• **Task prompt**
Copy out everything in the material from the line containing "682, 490, 690]" down to the line containing "29, 99, 41]", both included, without changing a character.
==== Given records
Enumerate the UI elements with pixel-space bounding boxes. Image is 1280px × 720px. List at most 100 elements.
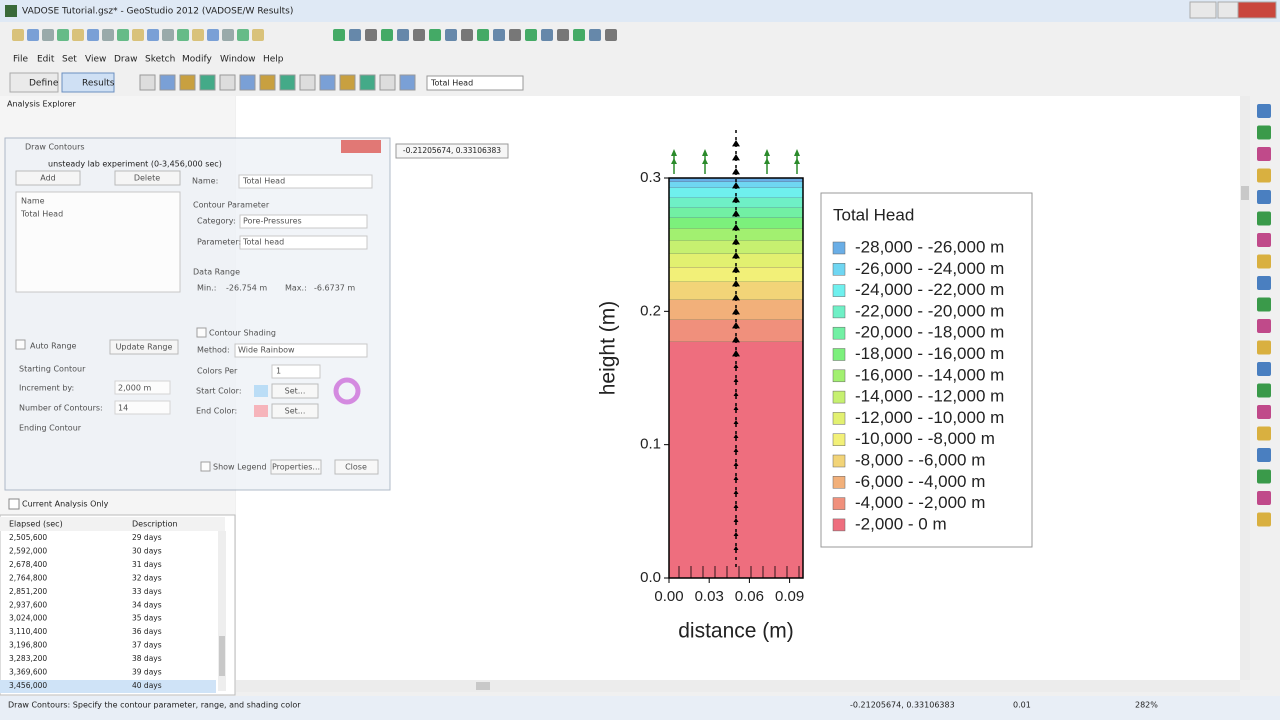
scroll-thumb[interactable]	[476, 682, 490, 690]
toolbar-icon[interactable]	[413, 29, 425, 41]
button[interactable]	[334, 459, 379, 475]
description-cell[interactable]: 32 days	[132, 573, 162, 582]
toolbar-icon[interactable]	[299, 74, 316, 91]
text-field[interactable]	[238, 174, 373, 189]
toolbar-icon[interactable]	[493, 29, 505, 41]
elapsed-cell[interactable]: 3,196,800	[9, 641, 47, 650]
tool-icon[interactable]	[1257, 448, 1271, 462]
tool-icon[interactable]	[1257, 104, 1271, 118]
button-label[interactable]: Update Range	[116, 343, 173, 352]
toolbar-icon[interactable]	[192, 29, 204, 41]
toolbar-icon[interactable]	[87, 29, 99, 41]
selected-row[interactable]	[0, 680, 216, 693]
checkbox-label[interactable]: Show Legend	[213, 463, 267, 472]
elapsed-cell[interactable]: 3,024,000	[9, 614, 47, 623]
description-cell[interactable]: 39 days	[132, 668, 162, 677]
toolbar-icon[interactable]	[159, 74, 176, 91]
description-cell[interactable]: 37 days	[132, 641, 162, 650]
toolbar-icon[interactable]	[132, 29, 144, 41]
filter-checkbox-label[interactable]: Current Analysis Only	[22, 500, 109, 509]
toolbar-icon[interactable]	[359, 74, 376, 91]
menu-item[interactable]: Window	[220, 55, 256, 65]
elapsed-cell[interactable]: 2,937,600	[9, 600, 47, 609]
description-cell[interactable]: 33 days	[132, 587, 162, 596]
toolbar-icon[interactable]	[381, 29, 393, 41]
button[interactable]	[114, 170, 181, 186]
tool-icon[interactable]	[1257, 147, 1271, 161]
close-button[interactable]	[341, 140, 381, 153]
field-value[interactable]: 1	[276, 367, 281, 376]
toolbar-icon[interactable]	[379, 74, 396, 91]
field-value[interactable]: Total Head	[242, 177, 285, 186]
tool-icon[interactable]	[1257, 168, 1271, 183]
elapsed-cell[interactable]: 3,456,000	[9, 681, 47, 690]
field-value[interactable]: 2,000 m	[118, 384, 151, 393]
toolbar-icon[interactable]	[397, 29, 409, 41]
button[interactable]	[9, 72, 59, 93]
tool-icon[interactable]	[1257, 405, 1271, 419]
button-label[interactable]: Add	[40, 174, 56, 183]
dropdown[interactable]	[239, 214, 368, 229]
window-button[interactable]	[1237, 1, 1277, 19]
list-scroll-thumb[interactable]	[219, 636, 225, 676]
toolbar-icon[interactable]	[12, 29, 24, 41]
toolbar-icon[interactable]	[541, 29, 553, 41]
menu-item[interactable]: Draw	[114, 55, 138, 65]
tool-icon[interactable]	[1257, 254, 1271, 269]
button-label[interactable]: Set...	[285, 407, 306, 416]
tool-icon[interactable]	[1257, 125, 1271, 140]
list-box[interactable]	[15, 191, 181, 293]
description-cell[interactable]: 31 days	[132, 560, 162, 569]
description-cell[interactable]: 34 days	[132, 600, 162, 609]
menu-item[interactable]: View	[85, 55, 106, 65]
view-dropdown-label[interactable]: Total Head	[430, 79, 473, 88]
tool-icon[interactable]	[1257, 211, 1271, 226]
toolbar-icon[interactable]	[349, 29, 361, 41]
elapsed-cell[interactable]: 3,110,400	[9, 627, 47, 636]
toolbar-icon[interactable]	[399, 74, 416, 91]
toolbar-icon[interactable]	[222, 29, 234, 41]
elapsed-cell[interactable]: 2,505,600	[9, 533, 47, 542]
toolbar-icon[interactable]	[117, 29, 129, 41]
elapsed-cell[interactable]: 3,369,600	[9, 668, 47, 677]
menu-item[interactable]: Help	[263, 55, 284, 65]
checkbox[interactable]	[196, 327, 207, 338]
elapsed-cell[interactable]: 2,851,200	[9, 587, 47, 596]
menu-item[interactable]: Modify	[182, 55, 212, 65]
checkbox[interactable]	[15, 339, 26, 350]
toolbar-icon[interactable]	[573, 29, 585, 41]
tool-icon[interactable]	[1257, 276, 1271, 290]
dropdown-value[interactable]: Wide Rainbow	[238, 346, 295, 355]
tool-icon[interactable]	[1257, 190, 1271, 204]
text-field[interactable]	[271, 364, 321, 379]
button[interactable]	[61, 72, 115, 93]
menu-item[interactable]: Set	[62, 55, 77, 65]
toolbar-icon[interactable]	[445, 29, 457, 41]
vertical-scrollbar[interactable]	[1240, 96, 1250, 680]
elapsed-cell[interactable]: 2,764,800	[9, 573, 47, 582]
toolbar-icon[interactable]	[42, 29, 54, 41]
tool-icon[interactable]	[1257, 469, 1271, 484]
toolbar-icon[interactable]	[147, 29, 159, 41]
toolbar-icon[interactable]	[605, 29, 617, 41]
toolbar-icon[interactable]	[509, 29, 521, 41]
toolbar-icon[interactable]	[179, 74, 196, 91]
button-label[interactable]: Set...	[285, 387, 306, 396]
elapsed-cell[interactable]: 2,678,400	[9, 560, 47, 569]
toolbar-icon[interactable]	[319, 74, 336, 91]
elapsed-cell[interactable]: 2,592,000	[9, 546, 47, 555]
tool-icon[interactable]	[1257, 512, 1271, 527]
toolbar-icon[interactable]	[237, 29, 249, 41]
description-cell[interactable]: 35 days	[132, 614, 162, 623]
list-scrollbar[interactable]	[218, 531, 226, 691]
toolbar-icon[interactable]	[589, 29, 601, 41]
toolbar-icon[interactable]	[429, 29, 441, 41]
scroll-thumb[interactable]	[1241, 186, 1249, 200]
define-button-label[interactable]: Define	[29, 79, 59, 89]
button[interactable]	[271, 383, 319, 399]
end-color-swatch[interactable]	[254, 405, 268, 417]
toolbar-icon[interactable]	[199, 74, 216, 91]
toolbar-icon[interactable]	[339, 74, 356, 91]
start-color-swatch[interactable]	[254, 385, 268, 397]
button[interactable]	[271, 403, 319, 419]
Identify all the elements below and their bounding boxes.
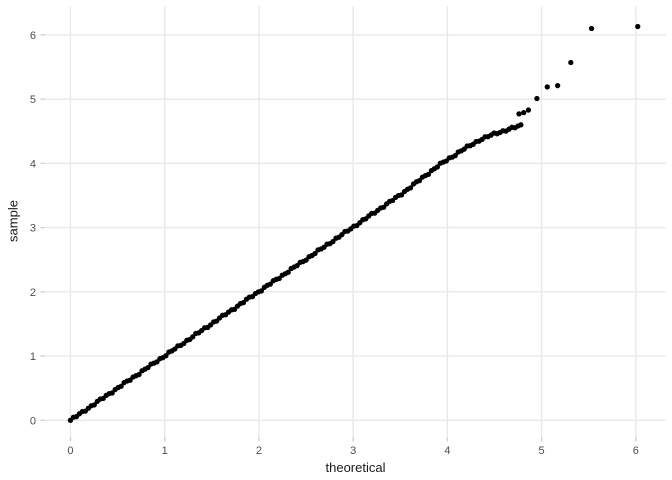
data-point bbox=[588, 25, 595, 32]
data-point bbox=[258, 288, 265, 294]
data-point bbox=[398, 192, 405, 198]
x-axis-title: theoretical bbox=[325, 460, 386, 475]
data-point bbox=[416, 177, 423, 184]
data-point bbox=[525, 107, 532, 113]
data-point bbox=[534, 95, 540, 102]
y-tick-label: 0 bbox=[30, 415, 36, 427]
data-point bbox=[568, 59, 574, 66]
data-point bbox=[163, 353, 169, 359]
data-point bbox=[145, 364, 151, 371]
y-tick-label: 6 bbox=[30, 30, 36, 42]
data-point bbox=[425, 171, 432, 178]
y-tick-label: 2 bbox=[30, 287, 36, 299]
data-point bbox=[109, 390, 115, 396]
data-point bbox=[136, 371, 142, 378]
x-tick-label: 1 bbox=[162, 445, 168, 457]
data-point bbox=[312, 250, 318, 257]
y-tick-label: 4 bbox=[30, 158, 36, 170]
data-point bbox=[521, 109, 527, 116]
data-point bbox=[434, 164, 441, 170]
data-point bbox=[452, 152, 458, 159]
x-tick-label: 0 bbox=[67, 445, 73, 457]
y-tick-label: 1 bbox=[30, 351, 36, 363]
data-point bbox=[267, 281, 273, 287]
data-point bbox=[518, 122, 524, 128]
x-tick-label: 6 bbox=[633, 445, 639, 457]
x-tick-label: 2 bbox=[256, 445, 262, 457]
data-point bbox=[635, 23, 641, 30]
data-point bbox=[407, 185, 414, 191]
x-tick-label: 4 bbox=[444, 445, 450, 457]
x-tick-label: 5 bbox=[539, 445, 545, 457]
data-point bbox=[554, 82, 561, 89]
y-tick-label: 3 bbox=[30, 223, 36, 235]
y-tick-label: 5 bbox=[30, 94, 36, 106]
x-tick-label: 3 bbox=[350, 445, 356, 457]
data-point bbox=[516, 111, 522, 117]
data-point bbox=[285, 269, 291, 275]
data-point bbox=[91, 402, 97, 408]
data-point bbox=[303, 257, 309, 263]
data-point bbox=[544, 84, 550, 90]
data-point bbox=[118, 383, 124, 389]
y-axis-title: sample bbox=[5, 200, 21, 242]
========
• **Task output**
scroll-thumb[interactable]	[476, 682, 490, 690]
toolbar-icon[interactable]	[413, 29, 425, 41]
button[interactable]	[334, 459, 379, 475]
description-cell[interactable]: 32 days	[132, 573, 162, 582]
toolbar-icon[interactable]	[299, 74, 316, 91]
text-field[interactable]	[238, 174, 373, 189]
toolbar-icon[interactable]	[493, 29, 505, 41]
elapsed-cell[interactable]: 3,196,800	[9, 641, 47, 650]
tool-icon[interactable]	[1257, 448, 1271, 462]
tool-icon[interactable]	[1257, 104, 1271, 118]
button-label[interactable]: Update Range	[116, 343, 173, 352]
toolbar-icon[interactable]	[192, 29, 204, 41]
toolbar-icon[interactable]	[87, 29, 99, 41]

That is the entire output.